### Texte extrait
L’esprit est tout entier dans son activité.
Ce n’est que l’activité de l’esprit qui peut le définir, dans son contenu, ses limites… Il est, quand il est à l’action. De même que, dans un organisme vivant, le fonctionnement vital n’est manifeste – et observable en conséquence – que pendant le temps qu’il est en vie, l’esprit ne se dévoile tel qu’en lui-même qu’au moment qu’on le saisit « à la manœuvre ».

Dans un bateau, on pourra voir le gouvernail à son emplacement, et son galbe, et le dessin et les articulations de toutes les pièces qui le relient à la barre, etc., cependant, hors des moments où le marin, suivant les décisions prises quant à la route à tenir, le fait aller d’un bord à l’autre, ou bien le maintient dans son axe… et bien, hors de ces moments de son activité propre, il ne sera rien d’autre, ce gouvernail, qu’une planche de bois assez quelconque…
Il faut donc, si l’on veut « expliquer » le gouvernail, remonter de sa description formellement mécanique jusqu’à celle des décisions prises par le barreur qui commande son action. Et plus encore : la description de ces décisions-là doit aussi comprendre celle des courants marins, des vents, et de l’équilibre général du bateau, du profil de sa coque jusqu’à l’efficacité de sa voilure disponible, etc.

### Informations affichées
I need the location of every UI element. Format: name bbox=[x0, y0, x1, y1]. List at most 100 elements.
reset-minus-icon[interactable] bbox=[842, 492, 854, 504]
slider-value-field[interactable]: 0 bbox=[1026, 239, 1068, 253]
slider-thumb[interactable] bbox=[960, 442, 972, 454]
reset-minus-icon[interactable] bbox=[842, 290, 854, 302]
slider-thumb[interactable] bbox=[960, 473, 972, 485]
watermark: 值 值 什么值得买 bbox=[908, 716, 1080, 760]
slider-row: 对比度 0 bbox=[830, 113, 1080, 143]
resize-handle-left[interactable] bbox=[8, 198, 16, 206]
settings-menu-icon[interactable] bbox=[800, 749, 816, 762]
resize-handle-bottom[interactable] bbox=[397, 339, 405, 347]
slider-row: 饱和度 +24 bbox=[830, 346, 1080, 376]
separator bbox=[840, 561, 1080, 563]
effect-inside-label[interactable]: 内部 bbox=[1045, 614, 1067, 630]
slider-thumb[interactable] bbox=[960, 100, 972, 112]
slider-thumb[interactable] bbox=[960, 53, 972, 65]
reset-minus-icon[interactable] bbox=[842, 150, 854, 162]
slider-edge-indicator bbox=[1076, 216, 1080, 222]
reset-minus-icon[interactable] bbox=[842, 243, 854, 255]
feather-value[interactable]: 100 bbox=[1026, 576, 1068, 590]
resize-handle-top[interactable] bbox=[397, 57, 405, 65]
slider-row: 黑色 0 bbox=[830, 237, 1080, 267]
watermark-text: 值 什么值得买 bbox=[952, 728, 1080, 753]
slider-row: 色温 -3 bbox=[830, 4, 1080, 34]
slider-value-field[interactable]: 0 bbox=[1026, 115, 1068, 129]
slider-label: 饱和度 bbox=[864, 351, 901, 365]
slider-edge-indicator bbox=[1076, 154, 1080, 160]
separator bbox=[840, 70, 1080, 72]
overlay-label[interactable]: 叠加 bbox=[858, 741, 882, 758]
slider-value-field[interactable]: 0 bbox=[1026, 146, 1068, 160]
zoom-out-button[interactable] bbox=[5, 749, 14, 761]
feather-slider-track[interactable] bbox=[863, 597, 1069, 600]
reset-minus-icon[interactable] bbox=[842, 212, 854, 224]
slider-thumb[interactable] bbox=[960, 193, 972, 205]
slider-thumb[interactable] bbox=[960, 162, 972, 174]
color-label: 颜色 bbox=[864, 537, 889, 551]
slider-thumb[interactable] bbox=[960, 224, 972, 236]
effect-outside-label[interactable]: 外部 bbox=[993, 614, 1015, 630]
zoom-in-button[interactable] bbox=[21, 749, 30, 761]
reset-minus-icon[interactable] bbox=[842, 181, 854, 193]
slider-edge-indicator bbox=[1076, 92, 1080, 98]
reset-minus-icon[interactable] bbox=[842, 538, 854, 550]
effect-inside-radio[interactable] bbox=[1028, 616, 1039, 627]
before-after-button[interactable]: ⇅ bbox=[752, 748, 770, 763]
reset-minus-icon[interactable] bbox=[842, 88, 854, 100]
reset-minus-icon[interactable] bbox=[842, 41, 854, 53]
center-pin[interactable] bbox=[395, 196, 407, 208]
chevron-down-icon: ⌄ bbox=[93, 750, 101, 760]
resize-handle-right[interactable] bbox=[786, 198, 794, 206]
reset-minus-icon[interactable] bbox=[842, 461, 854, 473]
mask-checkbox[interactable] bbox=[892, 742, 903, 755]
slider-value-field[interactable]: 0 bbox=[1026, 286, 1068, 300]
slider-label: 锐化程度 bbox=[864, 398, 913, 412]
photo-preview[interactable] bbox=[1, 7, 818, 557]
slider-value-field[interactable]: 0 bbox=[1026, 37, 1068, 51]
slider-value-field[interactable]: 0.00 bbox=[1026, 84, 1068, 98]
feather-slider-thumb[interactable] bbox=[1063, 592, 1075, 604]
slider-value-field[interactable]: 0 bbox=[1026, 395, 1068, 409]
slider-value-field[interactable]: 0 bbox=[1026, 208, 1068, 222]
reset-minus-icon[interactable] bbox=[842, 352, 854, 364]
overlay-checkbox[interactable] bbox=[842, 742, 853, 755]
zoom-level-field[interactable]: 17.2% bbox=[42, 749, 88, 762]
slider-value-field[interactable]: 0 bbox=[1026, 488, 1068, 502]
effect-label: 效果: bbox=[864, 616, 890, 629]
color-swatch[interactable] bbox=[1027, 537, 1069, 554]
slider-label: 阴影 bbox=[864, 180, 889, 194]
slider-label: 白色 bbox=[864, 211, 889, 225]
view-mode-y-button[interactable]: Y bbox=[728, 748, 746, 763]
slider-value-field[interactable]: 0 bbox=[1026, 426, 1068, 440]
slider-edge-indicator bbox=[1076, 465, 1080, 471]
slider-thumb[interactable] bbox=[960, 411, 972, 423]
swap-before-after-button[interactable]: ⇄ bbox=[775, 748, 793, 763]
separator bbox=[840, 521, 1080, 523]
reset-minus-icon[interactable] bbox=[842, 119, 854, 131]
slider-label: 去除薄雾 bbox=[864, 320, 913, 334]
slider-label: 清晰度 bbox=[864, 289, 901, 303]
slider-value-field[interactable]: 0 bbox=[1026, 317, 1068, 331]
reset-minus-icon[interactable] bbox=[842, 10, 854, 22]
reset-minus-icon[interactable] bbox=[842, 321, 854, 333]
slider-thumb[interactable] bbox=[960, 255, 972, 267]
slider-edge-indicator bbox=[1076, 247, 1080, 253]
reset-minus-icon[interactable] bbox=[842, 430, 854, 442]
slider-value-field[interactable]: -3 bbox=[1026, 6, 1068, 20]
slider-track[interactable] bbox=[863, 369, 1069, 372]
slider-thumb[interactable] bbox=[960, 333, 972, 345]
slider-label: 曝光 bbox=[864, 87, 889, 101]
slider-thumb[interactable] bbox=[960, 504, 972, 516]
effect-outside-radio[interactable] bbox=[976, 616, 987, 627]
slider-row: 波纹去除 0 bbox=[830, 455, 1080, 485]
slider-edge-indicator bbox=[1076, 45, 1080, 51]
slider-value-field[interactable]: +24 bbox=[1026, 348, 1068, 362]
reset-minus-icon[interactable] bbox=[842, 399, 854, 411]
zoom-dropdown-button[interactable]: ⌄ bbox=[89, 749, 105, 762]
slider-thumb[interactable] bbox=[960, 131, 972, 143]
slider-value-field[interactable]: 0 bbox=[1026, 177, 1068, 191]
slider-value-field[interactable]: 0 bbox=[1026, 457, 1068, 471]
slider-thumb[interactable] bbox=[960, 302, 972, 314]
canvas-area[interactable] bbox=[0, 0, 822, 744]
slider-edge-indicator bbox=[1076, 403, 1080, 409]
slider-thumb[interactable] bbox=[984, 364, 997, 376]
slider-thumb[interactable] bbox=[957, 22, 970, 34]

--

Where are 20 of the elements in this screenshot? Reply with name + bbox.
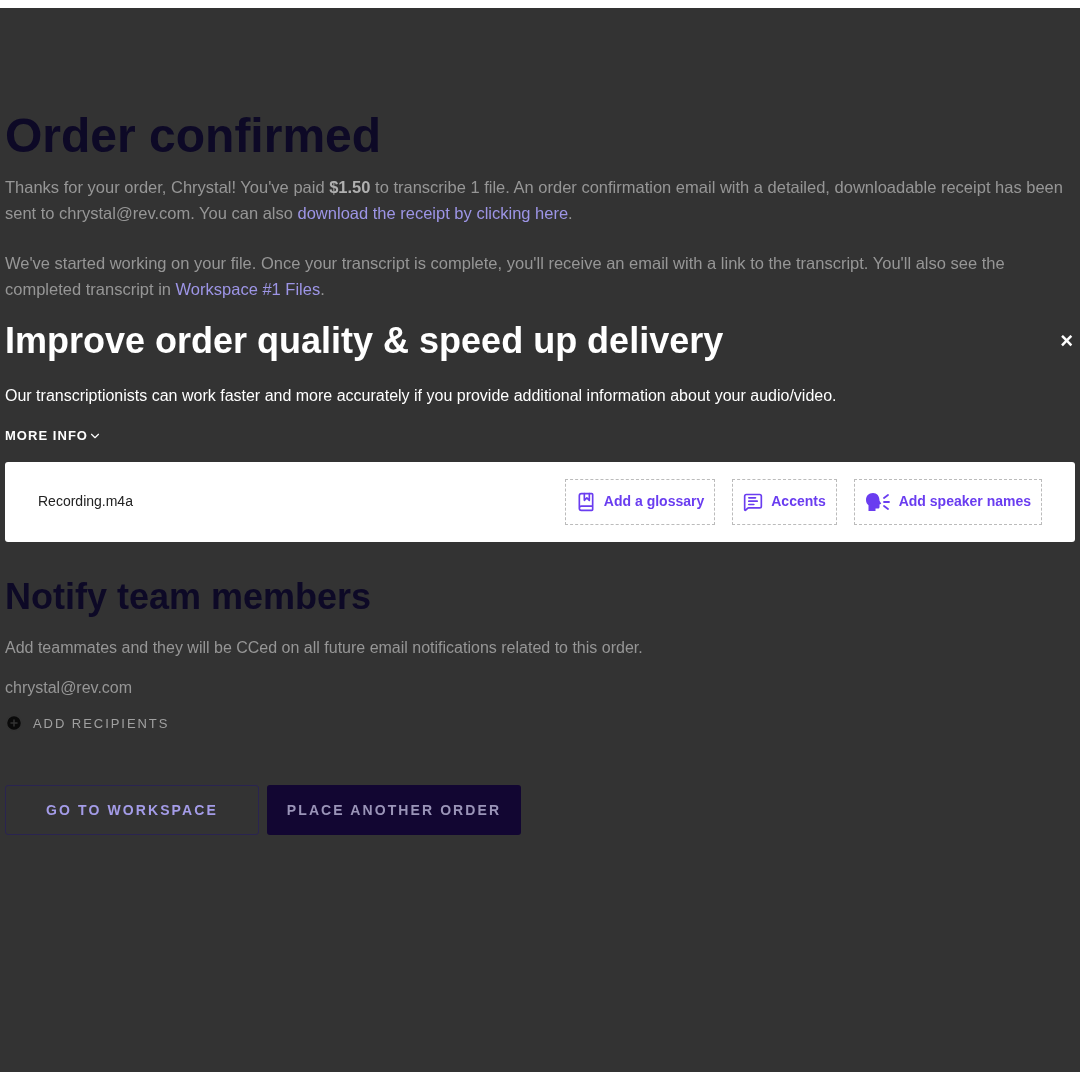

---

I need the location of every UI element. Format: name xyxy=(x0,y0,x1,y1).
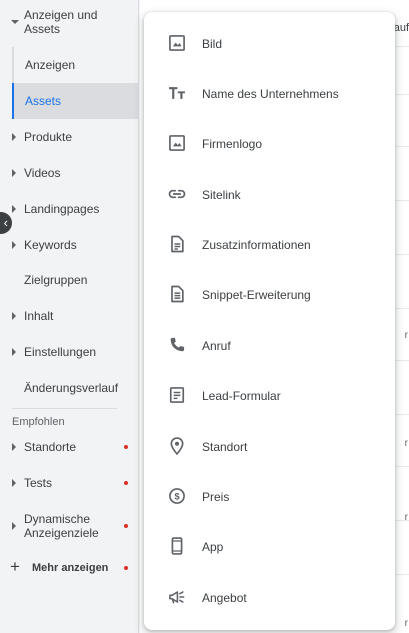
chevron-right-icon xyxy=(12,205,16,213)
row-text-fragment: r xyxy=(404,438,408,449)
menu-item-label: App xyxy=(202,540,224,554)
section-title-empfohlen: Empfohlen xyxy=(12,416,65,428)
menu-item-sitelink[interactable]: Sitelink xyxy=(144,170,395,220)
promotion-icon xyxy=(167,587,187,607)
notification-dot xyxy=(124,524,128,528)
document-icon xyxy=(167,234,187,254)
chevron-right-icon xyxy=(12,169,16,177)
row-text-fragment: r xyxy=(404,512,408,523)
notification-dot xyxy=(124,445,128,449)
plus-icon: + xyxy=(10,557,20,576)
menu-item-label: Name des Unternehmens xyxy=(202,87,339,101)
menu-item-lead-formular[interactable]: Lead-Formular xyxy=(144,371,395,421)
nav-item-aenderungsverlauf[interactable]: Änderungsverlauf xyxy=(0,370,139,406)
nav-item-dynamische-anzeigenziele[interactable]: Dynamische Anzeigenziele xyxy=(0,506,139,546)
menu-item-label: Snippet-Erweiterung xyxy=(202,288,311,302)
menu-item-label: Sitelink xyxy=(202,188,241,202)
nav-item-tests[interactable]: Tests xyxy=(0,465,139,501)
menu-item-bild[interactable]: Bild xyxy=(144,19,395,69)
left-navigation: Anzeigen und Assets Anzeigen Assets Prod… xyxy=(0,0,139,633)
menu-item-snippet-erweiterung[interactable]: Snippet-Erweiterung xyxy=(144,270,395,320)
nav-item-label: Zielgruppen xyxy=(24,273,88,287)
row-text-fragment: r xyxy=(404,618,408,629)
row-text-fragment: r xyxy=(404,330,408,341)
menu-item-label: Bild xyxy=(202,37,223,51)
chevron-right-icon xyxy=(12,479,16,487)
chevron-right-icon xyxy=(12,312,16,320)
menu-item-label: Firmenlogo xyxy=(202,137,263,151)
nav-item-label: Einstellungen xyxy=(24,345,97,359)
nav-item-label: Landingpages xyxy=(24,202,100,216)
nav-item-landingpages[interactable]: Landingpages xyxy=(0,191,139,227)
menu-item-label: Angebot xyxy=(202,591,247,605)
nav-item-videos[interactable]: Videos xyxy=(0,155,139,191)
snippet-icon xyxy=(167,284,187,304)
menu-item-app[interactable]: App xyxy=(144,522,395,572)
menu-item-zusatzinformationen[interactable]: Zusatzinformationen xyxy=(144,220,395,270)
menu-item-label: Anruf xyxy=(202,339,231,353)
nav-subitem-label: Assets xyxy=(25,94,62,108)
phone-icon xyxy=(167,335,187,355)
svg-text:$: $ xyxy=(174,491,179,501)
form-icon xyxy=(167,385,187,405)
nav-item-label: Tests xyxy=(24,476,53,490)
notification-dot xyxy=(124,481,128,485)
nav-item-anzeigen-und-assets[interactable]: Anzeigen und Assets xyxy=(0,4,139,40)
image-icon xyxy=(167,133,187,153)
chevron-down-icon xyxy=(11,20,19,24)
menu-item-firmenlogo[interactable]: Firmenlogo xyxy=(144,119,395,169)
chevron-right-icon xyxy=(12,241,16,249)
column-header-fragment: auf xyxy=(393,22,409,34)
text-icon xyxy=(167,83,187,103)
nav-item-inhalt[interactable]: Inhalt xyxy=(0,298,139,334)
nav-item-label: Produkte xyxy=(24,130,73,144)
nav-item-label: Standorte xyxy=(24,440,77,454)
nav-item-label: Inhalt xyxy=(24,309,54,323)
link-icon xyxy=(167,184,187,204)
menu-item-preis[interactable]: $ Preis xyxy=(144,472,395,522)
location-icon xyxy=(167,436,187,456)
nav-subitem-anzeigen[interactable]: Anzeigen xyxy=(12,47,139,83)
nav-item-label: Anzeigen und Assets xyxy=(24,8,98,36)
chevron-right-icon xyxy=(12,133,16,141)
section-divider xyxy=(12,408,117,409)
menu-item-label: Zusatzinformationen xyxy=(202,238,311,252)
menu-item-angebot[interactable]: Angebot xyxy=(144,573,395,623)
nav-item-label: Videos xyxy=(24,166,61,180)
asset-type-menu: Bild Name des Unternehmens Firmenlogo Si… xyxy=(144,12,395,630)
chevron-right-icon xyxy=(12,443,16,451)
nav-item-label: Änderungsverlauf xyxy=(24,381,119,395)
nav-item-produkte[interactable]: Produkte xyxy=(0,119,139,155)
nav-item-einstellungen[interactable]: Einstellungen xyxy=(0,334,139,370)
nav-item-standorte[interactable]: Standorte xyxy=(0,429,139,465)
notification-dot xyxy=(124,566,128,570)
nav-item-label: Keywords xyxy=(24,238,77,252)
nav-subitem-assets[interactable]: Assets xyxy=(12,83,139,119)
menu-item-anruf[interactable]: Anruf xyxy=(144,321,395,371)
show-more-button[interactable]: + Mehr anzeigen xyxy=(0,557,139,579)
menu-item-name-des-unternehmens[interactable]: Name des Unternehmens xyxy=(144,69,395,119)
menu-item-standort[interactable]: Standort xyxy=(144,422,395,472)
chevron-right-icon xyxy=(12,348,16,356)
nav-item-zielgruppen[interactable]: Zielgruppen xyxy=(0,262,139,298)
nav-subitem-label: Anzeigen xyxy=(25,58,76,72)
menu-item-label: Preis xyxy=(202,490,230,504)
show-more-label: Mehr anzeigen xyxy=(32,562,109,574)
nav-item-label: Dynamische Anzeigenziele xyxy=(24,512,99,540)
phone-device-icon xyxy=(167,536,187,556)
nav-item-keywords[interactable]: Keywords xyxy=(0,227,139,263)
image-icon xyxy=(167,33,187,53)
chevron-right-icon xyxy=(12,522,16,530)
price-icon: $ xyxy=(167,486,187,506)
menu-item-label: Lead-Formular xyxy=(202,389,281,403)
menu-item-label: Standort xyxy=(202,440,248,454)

### Consigne donnée 1
Résumez en deux phrases le texte extrait sur l'esprit et le gouvernail.
### Consigne donnée 2
Recopiez à l'identique le passage du texte extrait situé entre « Dans un bateau, on » et « voilure disponible, etc. », ces deux segments inclus.
### Consigne donnée 3
Répondez aux questions suivantes d'après le texte extrait :
(a) À quel moment l'esprit se dévoile-t-il tel qu'en lui-même ?
(b) Que devient le gouvernail hors des moments de son activité propre ?
(c) Outre les courants marins et les vents, que doit comprendre la description des décisions du barreur ?

### Réponse rédigée 1
L'esprit ne peut se définir que par son activité et ne se dévoile tel qu'en lui-même qu'au moment où on le saisit « à la manœuvre », de même que le fonctionnement vital d'un organisme n'est observable que pendant qu'il est en vie. Ainsi, un gouvernail hors de son activité n'est qu'une planche de bois assez quelconque, et pour l'expliquer il faut remonter aux décisions du barreur, dont la description doit inclure les courants marins, les vents et l'équilibre général du bateau.

### Réponse rédigée 2
Dans un bateau, on pourra voir le gouvernail à son emplacement, et son galbe, et le dessin et les articulations de toutes les pièces qui le relient à la barre, etc., cependant, hors des moments où le marin, suivant les décisions prises quant à la route à tenir, le fait aller d’un bord à l’autre, ou bien le maintient dans son axe… et bien, hors de ces moments de son activité propre, il ne sera rien d’autre, ce gouvernail, qu’une planche de bois assez quelconque…
Il faut donc, si l’on veut « expliquer » le gouvernail, remonter de sa description formellement mécanique jusqu’à celle des décisions prises par le barreur qui commande son action. Et plus encore : la description de ces décisions-là doit aussi comprendre celle des courants marins, des vents, et de l’équilibre général du bateau, du profil de sa coque jusqu’à l’efficacité de sa voilure disponible, etc.

### Réponse rédigée 3
(a) Au moment où on le saisit « à la manœuvre ».
(b) Rien d'autre qu'une planche de bois assez quelconque.
(c) L'équilibre général du bateau, du profil de sa coque jusqu'à l'efficacité de sa voilure disponible.